(Dataset rows about figures)
## START
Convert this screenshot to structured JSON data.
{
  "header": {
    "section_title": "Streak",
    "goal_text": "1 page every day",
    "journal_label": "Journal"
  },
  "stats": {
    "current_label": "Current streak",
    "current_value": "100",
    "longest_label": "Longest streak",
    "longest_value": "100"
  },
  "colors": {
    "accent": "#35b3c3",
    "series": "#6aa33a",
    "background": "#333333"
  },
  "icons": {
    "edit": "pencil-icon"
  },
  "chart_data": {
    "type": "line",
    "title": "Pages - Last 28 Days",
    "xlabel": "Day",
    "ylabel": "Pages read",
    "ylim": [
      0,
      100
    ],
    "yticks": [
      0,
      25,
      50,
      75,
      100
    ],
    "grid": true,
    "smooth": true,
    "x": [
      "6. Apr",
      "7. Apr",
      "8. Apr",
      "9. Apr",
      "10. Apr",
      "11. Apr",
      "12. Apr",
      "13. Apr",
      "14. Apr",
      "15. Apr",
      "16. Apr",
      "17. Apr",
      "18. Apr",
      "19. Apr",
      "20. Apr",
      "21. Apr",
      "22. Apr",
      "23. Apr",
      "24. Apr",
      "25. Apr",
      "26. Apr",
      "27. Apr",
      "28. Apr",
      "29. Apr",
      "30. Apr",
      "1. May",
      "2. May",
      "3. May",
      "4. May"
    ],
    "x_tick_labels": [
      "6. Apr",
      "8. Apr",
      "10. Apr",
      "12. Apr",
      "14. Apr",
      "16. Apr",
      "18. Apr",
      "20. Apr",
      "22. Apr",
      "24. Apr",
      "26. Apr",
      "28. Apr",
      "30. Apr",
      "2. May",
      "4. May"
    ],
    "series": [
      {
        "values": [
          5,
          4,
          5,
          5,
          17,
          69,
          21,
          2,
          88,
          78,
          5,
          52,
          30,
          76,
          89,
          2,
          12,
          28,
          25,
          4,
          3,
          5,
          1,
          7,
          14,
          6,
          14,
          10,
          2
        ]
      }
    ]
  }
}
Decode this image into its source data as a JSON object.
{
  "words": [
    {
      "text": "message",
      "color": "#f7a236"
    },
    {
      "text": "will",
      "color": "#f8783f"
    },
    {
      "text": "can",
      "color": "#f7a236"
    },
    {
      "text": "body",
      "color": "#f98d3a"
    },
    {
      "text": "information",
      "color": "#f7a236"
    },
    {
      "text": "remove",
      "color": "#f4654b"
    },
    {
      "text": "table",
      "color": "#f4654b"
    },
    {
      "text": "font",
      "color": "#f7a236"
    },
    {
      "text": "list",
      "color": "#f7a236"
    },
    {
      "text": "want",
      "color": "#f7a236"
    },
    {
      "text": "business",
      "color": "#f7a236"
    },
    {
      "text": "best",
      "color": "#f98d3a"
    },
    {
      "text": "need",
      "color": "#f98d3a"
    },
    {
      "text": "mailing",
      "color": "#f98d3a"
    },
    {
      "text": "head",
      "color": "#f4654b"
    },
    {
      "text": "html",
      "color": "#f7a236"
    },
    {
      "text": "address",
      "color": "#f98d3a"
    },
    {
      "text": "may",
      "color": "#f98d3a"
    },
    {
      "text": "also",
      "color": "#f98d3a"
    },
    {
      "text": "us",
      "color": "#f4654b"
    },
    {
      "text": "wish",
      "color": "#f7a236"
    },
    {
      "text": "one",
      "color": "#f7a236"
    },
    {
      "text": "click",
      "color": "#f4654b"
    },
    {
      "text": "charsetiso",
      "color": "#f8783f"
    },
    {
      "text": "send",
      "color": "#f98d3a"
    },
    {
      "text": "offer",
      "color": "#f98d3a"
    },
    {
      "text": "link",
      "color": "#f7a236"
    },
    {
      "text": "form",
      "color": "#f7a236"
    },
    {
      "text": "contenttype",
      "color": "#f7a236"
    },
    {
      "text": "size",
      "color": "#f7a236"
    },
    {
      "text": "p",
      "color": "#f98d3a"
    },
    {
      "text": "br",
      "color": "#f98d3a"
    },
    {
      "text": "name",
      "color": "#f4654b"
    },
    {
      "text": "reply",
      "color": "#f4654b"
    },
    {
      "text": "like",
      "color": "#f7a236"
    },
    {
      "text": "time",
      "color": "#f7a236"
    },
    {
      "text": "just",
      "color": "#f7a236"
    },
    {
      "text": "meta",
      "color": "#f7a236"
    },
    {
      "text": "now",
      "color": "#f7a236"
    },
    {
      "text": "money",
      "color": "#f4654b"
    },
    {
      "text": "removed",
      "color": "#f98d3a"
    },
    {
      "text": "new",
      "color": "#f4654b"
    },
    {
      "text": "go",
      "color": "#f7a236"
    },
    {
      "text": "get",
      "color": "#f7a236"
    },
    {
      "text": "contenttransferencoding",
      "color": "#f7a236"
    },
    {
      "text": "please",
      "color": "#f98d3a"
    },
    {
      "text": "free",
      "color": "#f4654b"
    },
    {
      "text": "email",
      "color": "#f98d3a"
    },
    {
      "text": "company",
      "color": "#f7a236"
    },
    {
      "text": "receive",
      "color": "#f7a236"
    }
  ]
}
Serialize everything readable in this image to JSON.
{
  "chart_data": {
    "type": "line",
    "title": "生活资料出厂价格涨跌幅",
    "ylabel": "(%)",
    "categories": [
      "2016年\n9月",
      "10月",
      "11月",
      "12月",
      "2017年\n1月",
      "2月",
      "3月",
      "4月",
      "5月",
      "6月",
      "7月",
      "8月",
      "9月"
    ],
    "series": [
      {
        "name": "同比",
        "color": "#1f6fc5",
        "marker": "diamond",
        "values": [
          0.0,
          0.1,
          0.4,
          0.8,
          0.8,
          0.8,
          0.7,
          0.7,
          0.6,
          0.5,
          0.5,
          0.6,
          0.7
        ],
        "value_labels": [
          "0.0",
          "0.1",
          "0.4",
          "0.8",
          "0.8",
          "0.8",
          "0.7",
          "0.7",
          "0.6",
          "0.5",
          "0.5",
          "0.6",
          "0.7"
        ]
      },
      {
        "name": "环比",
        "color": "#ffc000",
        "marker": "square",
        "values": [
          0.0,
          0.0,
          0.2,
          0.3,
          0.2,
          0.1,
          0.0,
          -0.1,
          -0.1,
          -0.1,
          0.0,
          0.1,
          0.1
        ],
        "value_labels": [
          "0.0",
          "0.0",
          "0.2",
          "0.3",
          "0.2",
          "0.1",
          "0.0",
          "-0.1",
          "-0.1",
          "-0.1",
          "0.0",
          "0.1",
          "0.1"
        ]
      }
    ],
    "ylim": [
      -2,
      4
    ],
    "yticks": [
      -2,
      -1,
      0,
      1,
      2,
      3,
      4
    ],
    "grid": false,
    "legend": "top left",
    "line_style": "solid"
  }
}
## END
Prompt:
Make an exact copy of every line in the data.

Solution:
Convert this screenshot to structured JSON data.
{
  "header": {
    "section_title": "Streak",
    "goal_text": "1 page every day",
    "journal_label": "Journal"
  },
  "stats": {
    "current_label": "Current streak",
    "current_value": "100",
    "longest_label": "Longest streak",
    "longest_value": "100"
  },
  "colors": {
    "accent": "#35b3c3",
    "series": "#6aa33a",
    "background": "#333333"
  },
  "icons": {
    "edit": "pencil-icon"
  },
  "chart_data": {
    "type": "line",
    "title": "Pages - Last 28 Days",
    "xlabel": "Day",
    "ylabel": "Pages read",
    "ylim": [
      0,
      100
    ],
    "yticks": [
      0,
      25,
      50,
      75,
      100
    ],
    "grid": true,
    "smooth": true,
    "x": [
      "6. Apr",
      "7. Apr",
      "8. Apr",
      "9. Apr",
      "10. Apr",
      "11. Apr",
      "12. Apr",
      "13. Apr",
      "14. Apr",
      "15. Apr",
      "16. Apr",
      "17. Apr",
      "18. Apr",
      "19. Apr",
      "20. Apr",
      "21. Apr",
      "22. Apr",
      "23. Apr",
      "24. Apr",
      "25. Apr",
      "26. Apr",
      "27. Apr",
      "28. Apr",
      "29. Apr",
      "30. Apr",
      "1. May",
      "2. May",
      "3. May",
      "4. May"
    ],
    "x_tick_labels": [
      "6. Apr",
      "8. Apr",
      "10. Apr",
      "12. Apr",
      "14. Apr",
      "16. Apr",
      "18. Apr",
      "20. Apr",
      "22. Apr",
      "24. Apr",
      "26. Apr",
      "28. Apr",
      "30. Apr",
      "2. May",
      "4. May"
    ],
    "series": [
      {
        "values": [
          5,
          4,
          5,
          5,
          17,
          69,
          21,
          2,
          88,
          78,
          5,
          52,
          30,
          76,
          89,
          2,
          12,
          28,
          25,
          4,
          3,
          5,
          1,
          7,
          14,
          6,
          14,
          10,
          2
        ]
      }
    ]
  }
}
Decode this image into its source data as a JSON object.
{
  "words": [
    {
      "text": "message",
      "color": "#f7a236"
    },
    {
      "text": "will",
      "color": "#f8783f"
    },
    {
      "text": "can",
      "color": "#f7a236"
    },
    {
      "text": "body",
      "color": "#f98d3a"
    },
    {
      "text": "information",
      "color": "#f7a236"
    },
    {
      "text": "remove",
      "color": "#f4654b"
    },
    {
      "text": "table",
      "color": "#f4654b"
    },
    {
      "text": "font",
      "color": "#f7a236"
    },
    {
      "text": "list",
      "color": "#f7a236"
    },
    {
      "text": "want",
      "color": "#f7a236"
    },
    {
      "text": "business",
      "color": "#f7a236"
    },
    {
      "text": "best",
      "color": "#f98d3a"
    },
    {
      "text": "need",
      "color": "#f98d3a"
    },
    {
      "text": "mailing",
      "color": "#f98d3a"
    },
    {
      "text": "head",
      "color": "#f4654b"
    },
    {
      "text": "html",
      "color": "#f7a236"
    },
    {
      "text": "address",
      "color": "#f98d3a"
    },
    {
      "text": "may",
      "color": "#f98d3a"
    },
    {
      "text": "also",
      "color": "#f98d3a"
    },
    {
      "text": "us",
      "color": "#f4654b"
    },
    {
      "text": "wish",
      "color": "#f7a236"
    },
    {
      "text": "one",
      "color": "#f7a236"
    },
    {
      "text": "click",
      "color": "#f4654b"
    },
    {
      "text": "charsetiso",
      "color": "#f8783f"
    },
    {
      "text": "send",
      "color": "#f98d3a"
    },
    {
      "text": "offer",
      "color": "#f98d3a"
    },
    {
      "text": "link",
      "color": "#f7a236"
    },
    {
      "text": "form",
      "color": "#f7a236"
    },
    {
      "text": "contenttype",
      "color": "#f7a236"
    },
    {
      "text": "size",
      "color": "#f7a236"
    },
    {
      "text": "p",
      "color": "#f98d3a"
    },
    {
      "text": "br",
      "color": "#f98d3a"
    },
    {
      "text": "name",
      "color": "#f4654b"
    },
    {
      "text": "reply",
      "color": "#f4654b"
    },
    {
      "text": "like",
      "color": "#f7a236"
    },
    {
      "text": "time",
      "color": "#f7a236"
    },
    {
      "text": "just",
      "color": "#f7a236"
    },
    {
      "text": "meta",
      "color": "#f7a236"
    },
    {
      "text": "now",
      "color": "#f7a236"
    },
    {
      "text": "money",
      "color": "#f4654b"
    },
    {
      "text": "removed",
      "color": "#f98d3a"
    },
    {
      "text": "new",
      "color": "#f4654b"
    },
    {
      "text": "go",
      "color": "#f7a236"
    },
    {
      "text": "get",
      "color": "#f7a236"
    },
    {
      "text": "contenttransferencoding",
      "color": "#f7a236"
    },
    {
      "text": "please",
      "color": "#f98d3a"
    },
    {
      "text": "free",
      "color": "#f4654b"
    },
    {
      "text": "email",
      "color": "#f98d3a"
    },
    {
      "text": "company",
      "color": "#f7a236"
    },
    {
      "text": "receive",
      "color": "#f7a236"
    }
  ]
}
Serialize everything readable in this image to JSON.
{
  "chart_data": {
    "type": "line",
    "title": "生活资料出厂价格涨跌幅",
    "ylabel": "(%)",
    "categories": [
      "2016年\n9月",
      "10月",
      "11月",
      "12月",
      "2017年\n1月",
      "2月",
      "3月",
      "4月",
      "5月",
      "6月",
      "7月",
      "8月",
      "9月"
    ],
    "series": [
      {
        "name": "同比",
        "color": "#1f6fc5",
        "marker": "diamond",
        "values": [
          0.0,
          0.1,
          0.4,
          0.8,
          0.8,
          0.8,
          0.7,
          0.7,
          0.6,
          0.5,
          0.5,
          0.6,
          0.7
        ],
        "value_labels": [
          "0.0",
          "0.1",
          "0.4",
          "0.8",
          "0.8",
          "0.8",
          "0.7",
          "0.7",
          "0.6",
          "0.5",
          "0.5",
          "0.6",
          "0.7"
        ]
      },
      {
        "name": "环比",
        "color": "#ffc000",
        "marker": "square",
        "values": [
          0.0,
          0.0,
          0.2,
          0.3,
          0.2,
          0.1,
          0.0,
          -0.1,
          -0.1,
          -0.1,
          0.0,
          0.1,
          0.1
        ],
        "value_labels": [
          "0.0",
          "0.0",
          "0.2",
          "0.3",
          "0.2",
          "0.1",
          "0.0",
          "-0.1",
          "-0.1",
          "-0.1",
          "0.0",
          "0.1",
          "0.1"
        ]
      }
    ],
    "ylim": [
      -2,
      4
    ],
    "yticks": [
      -2,
      -1,
      0,
      1,
      2,
      3,
      4
    ],
    "grid": false,
    "legend": "top left",
    "line_style": "solid"
  }
}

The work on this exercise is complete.